## EXERCISE OBJECTIVE
Return all of the entries exactly, with nothing added or left out.

-- START EXERCISE DATA --

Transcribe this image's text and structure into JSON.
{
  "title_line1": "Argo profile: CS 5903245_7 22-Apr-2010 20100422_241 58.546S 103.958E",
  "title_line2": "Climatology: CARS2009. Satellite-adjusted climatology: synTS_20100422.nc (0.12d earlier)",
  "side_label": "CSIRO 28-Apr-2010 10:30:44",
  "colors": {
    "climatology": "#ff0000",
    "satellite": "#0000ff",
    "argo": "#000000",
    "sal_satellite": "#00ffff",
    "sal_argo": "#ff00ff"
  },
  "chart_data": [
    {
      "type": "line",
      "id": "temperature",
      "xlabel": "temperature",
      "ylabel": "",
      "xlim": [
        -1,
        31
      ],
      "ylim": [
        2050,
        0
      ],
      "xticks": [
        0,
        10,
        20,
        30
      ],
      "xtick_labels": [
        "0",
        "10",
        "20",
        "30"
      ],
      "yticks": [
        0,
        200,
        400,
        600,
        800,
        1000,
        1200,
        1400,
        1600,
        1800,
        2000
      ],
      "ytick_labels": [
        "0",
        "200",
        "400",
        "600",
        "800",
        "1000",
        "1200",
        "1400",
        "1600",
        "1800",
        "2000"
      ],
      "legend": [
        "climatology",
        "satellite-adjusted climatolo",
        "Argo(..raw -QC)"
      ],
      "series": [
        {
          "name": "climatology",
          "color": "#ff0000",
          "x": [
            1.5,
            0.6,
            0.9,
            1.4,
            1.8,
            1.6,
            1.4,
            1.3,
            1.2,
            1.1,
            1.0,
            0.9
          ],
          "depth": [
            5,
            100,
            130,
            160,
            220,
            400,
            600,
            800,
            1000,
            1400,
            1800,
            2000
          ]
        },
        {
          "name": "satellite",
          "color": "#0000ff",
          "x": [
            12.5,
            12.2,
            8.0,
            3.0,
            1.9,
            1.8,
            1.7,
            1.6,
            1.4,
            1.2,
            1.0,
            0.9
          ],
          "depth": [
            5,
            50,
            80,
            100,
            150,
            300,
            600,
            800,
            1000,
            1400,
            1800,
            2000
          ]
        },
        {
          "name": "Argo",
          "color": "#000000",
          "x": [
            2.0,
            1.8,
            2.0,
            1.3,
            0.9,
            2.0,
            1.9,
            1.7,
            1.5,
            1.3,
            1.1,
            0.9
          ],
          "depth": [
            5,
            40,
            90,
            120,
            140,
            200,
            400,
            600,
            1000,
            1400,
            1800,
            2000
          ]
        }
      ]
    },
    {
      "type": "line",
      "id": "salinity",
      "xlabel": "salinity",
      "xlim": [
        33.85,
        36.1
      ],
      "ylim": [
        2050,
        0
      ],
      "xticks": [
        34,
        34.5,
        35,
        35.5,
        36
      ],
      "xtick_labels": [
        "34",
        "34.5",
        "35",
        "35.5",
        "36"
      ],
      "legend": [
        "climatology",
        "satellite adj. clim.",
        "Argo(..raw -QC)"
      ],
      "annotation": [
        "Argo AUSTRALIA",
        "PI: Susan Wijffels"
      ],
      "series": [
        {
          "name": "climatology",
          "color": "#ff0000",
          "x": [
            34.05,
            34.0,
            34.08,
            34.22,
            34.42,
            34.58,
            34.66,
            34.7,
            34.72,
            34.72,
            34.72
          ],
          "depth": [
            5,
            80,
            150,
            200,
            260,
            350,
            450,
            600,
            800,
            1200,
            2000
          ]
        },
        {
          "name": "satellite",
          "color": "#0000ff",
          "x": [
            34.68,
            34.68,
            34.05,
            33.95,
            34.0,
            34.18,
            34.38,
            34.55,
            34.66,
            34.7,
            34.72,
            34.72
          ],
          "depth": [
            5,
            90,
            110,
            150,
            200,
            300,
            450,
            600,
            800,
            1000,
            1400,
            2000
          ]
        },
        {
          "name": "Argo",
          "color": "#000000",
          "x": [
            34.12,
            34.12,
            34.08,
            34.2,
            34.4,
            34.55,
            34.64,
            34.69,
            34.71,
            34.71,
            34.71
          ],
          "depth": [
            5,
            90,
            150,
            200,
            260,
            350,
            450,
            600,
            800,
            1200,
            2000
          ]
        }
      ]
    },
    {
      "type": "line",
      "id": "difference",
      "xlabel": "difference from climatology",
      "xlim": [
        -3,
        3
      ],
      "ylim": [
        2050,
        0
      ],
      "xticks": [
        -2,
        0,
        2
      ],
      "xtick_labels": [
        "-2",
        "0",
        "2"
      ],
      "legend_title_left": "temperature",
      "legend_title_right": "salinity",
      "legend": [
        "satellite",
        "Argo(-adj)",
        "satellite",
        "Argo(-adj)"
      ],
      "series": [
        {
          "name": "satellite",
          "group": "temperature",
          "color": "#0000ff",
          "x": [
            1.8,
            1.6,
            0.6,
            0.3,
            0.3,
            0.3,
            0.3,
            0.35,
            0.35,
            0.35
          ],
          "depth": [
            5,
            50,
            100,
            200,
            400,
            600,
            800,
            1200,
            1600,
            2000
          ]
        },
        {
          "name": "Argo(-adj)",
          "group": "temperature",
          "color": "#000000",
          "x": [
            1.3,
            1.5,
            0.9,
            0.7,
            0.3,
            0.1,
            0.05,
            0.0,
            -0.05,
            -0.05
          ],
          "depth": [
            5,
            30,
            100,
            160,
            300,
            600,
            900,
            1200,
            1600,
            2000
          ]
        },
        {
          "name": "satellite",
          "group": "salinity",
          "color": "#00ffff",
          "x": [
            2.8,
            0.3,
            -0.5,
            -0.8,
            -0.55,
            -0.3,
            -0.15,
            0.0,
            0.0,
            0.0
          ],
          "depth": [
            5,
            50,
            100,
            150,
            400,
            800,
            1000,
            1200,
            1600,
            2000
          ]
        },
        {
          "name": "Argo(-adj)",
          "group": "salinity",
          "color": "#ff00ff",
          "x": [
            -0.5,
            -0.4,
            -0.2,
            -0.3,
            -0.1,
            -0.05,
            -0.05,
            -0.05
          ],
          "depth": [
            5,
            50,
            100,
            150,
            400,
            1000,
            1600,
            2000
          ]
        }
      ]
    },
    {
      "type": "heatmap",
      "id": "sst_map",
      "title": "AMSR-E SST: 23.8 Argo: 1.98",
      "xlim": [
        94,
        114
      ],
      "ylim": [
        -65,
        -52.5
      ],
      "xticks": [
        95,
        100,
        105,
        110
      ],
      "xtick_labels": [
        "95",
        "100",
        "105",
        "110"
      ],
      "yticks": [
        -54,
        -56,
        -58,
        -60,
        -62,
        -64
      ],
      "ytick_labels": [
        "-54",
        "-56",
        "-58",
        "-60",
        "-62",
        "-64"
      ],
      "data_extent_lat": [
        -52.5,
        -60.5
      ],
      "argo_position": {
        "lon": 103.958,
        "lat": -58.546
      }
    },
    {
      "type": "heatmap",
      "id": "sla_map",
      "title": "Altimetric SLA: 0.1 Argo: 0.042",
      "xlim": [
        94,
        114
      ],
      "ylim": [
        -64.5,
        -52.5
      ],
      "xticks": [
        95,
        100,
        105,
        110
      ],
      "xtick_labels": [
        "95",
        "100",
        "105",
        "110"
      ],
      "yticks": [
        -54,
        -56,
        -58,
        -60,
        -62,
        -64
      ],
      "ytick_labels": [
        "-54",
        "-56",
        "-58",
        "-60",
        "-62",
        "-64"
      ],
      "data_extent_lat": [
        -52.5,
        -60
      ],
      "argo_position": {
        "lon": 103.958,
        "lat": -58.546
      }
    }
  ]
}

-- END EXERCISE DATA --

## FULL ANSWER
Transcribe this image's text and structure into JSON.
{
  "title_line1": "Argo profile: CS 5903245_7 22-Apr-2010 20100422_241 58.546S 103.958E",
  "title_line2": "Climatology: CARS2009. Satellite-adjusted climatology: synTS_20100422.nc (0.12d earlier)",
  "side_label": "CSIRO 28-Apr-2010 10:30:44",
  "colors": {
    "climatology": "#ff0000",
    "satellite": "#0000ff",
    "argo": "#000000",
    "sal_satellite": "#00ffff",
    "sal_argo": "#ff00ff"
  },
  "chart_data": [
    {
      "type": "line",
      "id": "temperature",
      "xlabel": "temperature",
      "ylabel": "",
      "xlim": [
        -1,
        31
      ],
      "ylim": [
        2050,
        0
      ],
      "xticks": [
        0,
        10,
        20,
        30
      ],
      "xtick_labels": [
        "0",
        "10",
        "20",
        "30"
      ],
      "yticks": [
        0,
        200,
        400,
        600,
        800,
        1000,
        1200,
        1400,
        1600,
        1800,
        2000
      ],
      "ytick_labels": [
        "0",
        "200",
        "400",
        "600",
        "800",
        "1000",
        "1200",
        "1400",
        "1600",
        "1800",
        "2000"
      ],
      "legend": [
        "climatology",
        "satellite-adjusted climatolo",
        "Argo(..raw -QC)"
      ],
      "series": [
        {
          "name": "climatology",
          "color": "#ff0000",
          "x": [
            1.5,
            0.6,
            0.9,
            1.4,
            1.8,
            1.6,
            1.4,
            1.3,
            1.2,
            1.1,
            1.0,
            0.9
          ],
          "depth": [
            5,
            100,
            130,
            160,
            220,
            400,
            600,
            800,
            1000,
            1400,
            1800,
            2000
          ]
        },
        {
          "name": "satellite",
          "color": "#0000ff",
          "x": [
            12.5,
            12.2,
            8.0,
            3.0,
            1.9,
            1.8,
            1.7,
            1.6,
            1.4,
            1.2,
            1.0,
            0.9
          ],
          "depth": [
            5,
            50,
            80,
            100,
            150,
            300,
            600,
            800,
            1000,
            1400,
            1800,
            2000
          ]
        },
        {
          "name": "Argo",
          "color": "#000000",
          "x": [
            2.0,
            1.8,
            2.0,
            1.3,
            0.9,
            2.0,
            1.9,
            1.7,
            1.5,
            1.3,
            1.1,
            0.9
          ],
          "depth": [
            5,
            40,
            90,
            120,
            140,
            200,
            400,
            600,
            1000,
            1400,
            1800,
            2000
          ]
        }
      ]
    },
    {
      "type": "line",
      "id": "salinity",
      "xlabel": "salinity",
      "xlim": [
        33.85,
        36.1
      ],
      "ylim": [
        2050,
        0
      ],
      "xticks": [
        34,
        34.5,
        35,
        35.5,
        36
      ],
      "xtick_labels": [
        "34",
        "34.5",
        "35",
        "35.5",
        "36"
      ],
      "legend": [
        "climatology",
        "satellite adj. clim.",
        "Argo(..raw -QC)"
      ],
      "annotation": [
        "Argo AUSTRALIA",
        "PI: Susan Wijffels"
      ],
      "series": [
        {
          "name": "climatology",
          "color": "#ff0000",
          "x": [
            34.05,
            34.0,
            34.08,
            34.22,
            34.42,
            34.58,
            34.66,
            34.7,
            34.72,
            34.72,
            34.72
          ],
          "depth": [
            5,
            80,
            150,
            200,
            260,
            350,
            450,
            600,
            800,
            1200,
            2000
          ]
        },
        {
          "name": "satellite",
          "color": "#0000ff",
          "x": [
            34.68,
            34.68,
            34.05,
            33.95,
            34.0,
            34.18,
            34.38,
            34.55,
            34.66,
            34.7,
            34.72,
            34.72
          ],
          "depth": [
            5,
            90,
            110,
            150,
            200,
            300,
            450,
            600,
            800,
            1000,
            1400,
            2000
          ]
        },
        {
          "name": "Argo",
          "color": "#000000",
          "x": [
            34.12,
            34.12,
            34.08,
            34.2,
            34.4,
            34.55,
            34.64,
            34.69,
            34.71,
            34.71,
            34.71
          ],
          "depth": [
            5,
            90,
            150,
            200,
            260,
            350,
            450,
            600,
            800,
            1200,
            2000
          ]
        }
      ]
    },
    {
      "type": "line",
      "id": "difference",
      "xlabel": "difference from climatology",
      "xlim": [
        -3,
        3
      ],
      "ylim": [
        2050,
        0
      ],
      "xticks": [
        -2,
        0,
        2
      ],
      "xtick_labels": [
        "-2",
        "0",
        "2"
      ],
      "legend_title_left": "temperature",
      "legend_title_right": "salinity",
      "legend": [
        "satellite",
        "Argo(-adj)",
        "satellite",
        "Argo(-adj)"
      ],
      "series": [
        {
          "name": "satellite",
          "group": "temperature",
          "color": "#0000ff",
          "x": [
            1.8,
            1.6,
            0.6,
            0.3,
            0.3,
            0.3,
            0.3,
            0.35,
            0.35,
            0.35
          ],
          "depth": [
            5,
            50,
            100,
            200,
            400,
            600,
            800,
            1200,
            1600,
            2000
          ]
        },
        {
          "name": "Argo(-adj)",
          "group": "temperature",
          "color": "#000000",
          "x": [
            1.3,
            1.5,
            0.9,
            0.7,
            0.3,
            0.1,
            0.05,
            0.0,
            -0.05,
            -0.05
          ],
          "depth": [
            5,
            30,
            100,
            160,
            300,
            600,
            900,
            1200,
            1600,
            2000
          ]
        },
        {
          "name": "satellite",
          "group": "salinity",
          "color": "#00ffff",
          "x": [
            2.8,
            0.3,
            -0.5,
            -0.8,
            -0.55,
            -0.3,
            -0.15,
            0.0,
            0.0,
            0.0
          ],
          "depth": [
            5,
            50,
            100,
            150,
            400,
            800,
            1000,
            1200,
            1600,
            2000
          ]
        },
        {
          "name": "Argo(-adj)",
          "group": "salinity",
          "color": "#ff00ff",
          "x": [
            -0.5,
            -0.4,
            -0.2,
            -0.3,
            -0.1,
            -0.05,
            -0.05,
            -0.05
          ],
          "depth": [
            5,
            50,
            100,
            150,
            400,
            1000,
            1600,
            2000
          ]
        }
      ]
    },
    {
      "type": "heatmap",
      "id": "sst_map",
      "title": "AMSR-E SST: 23.8 Argo: 1.98",
      "xlim": [
        94,
        114
      ],
      "ylim": [
        -65,
        -52.5
      ],
      "xticks": [
        95,
        100,
        105,
        110
      ],
      "xtick_labels": [
        "95",
        "100",
        "105",
        "110"
      ],
      "yticks": [
        -54,
        -56,
        -58,
        -60,
        -62,
        -64
      ],
      "ytick_labels": [
        "-54",
        "-56",
        "-58",
        "-60",
        "-62",
        "-64"
      ],
      "data_extent_lat": [
        -52.5,
        -60.5
      ],
      "argo_position": {
        "lon": 103.958,
        "lat": -58.546
      }
    },
    {
      "type": "heatmap",
      "id": "sla_map",
      "title": "Altimetric SLA: 0.1 Argo: 0.042",
      "xlim": [
        94,
        114
      ],
      "ylim": [
        -64.5,
        -52.5
      ],
      "xticks": [
        95,
        100,
        105,
        110
      ],
      "xtick_labels": [
        "95",
        "100",
        "105",
        "110"
      ],
      "yticks": [
        -54,
        -56,
        -58,
        -60,
        -62,
        -64
      ],
      "ytick_labels": [
        "-54",
        "-56",
        "-58",
        "-60",
        "-62",
        "-64"
      ],
      "data_extent_lat": [
        -52.5,
        -60
      ],
      "argo_position": {
        "lon": 103.958,
        "lat": -58.546
      }
    }
  ]
}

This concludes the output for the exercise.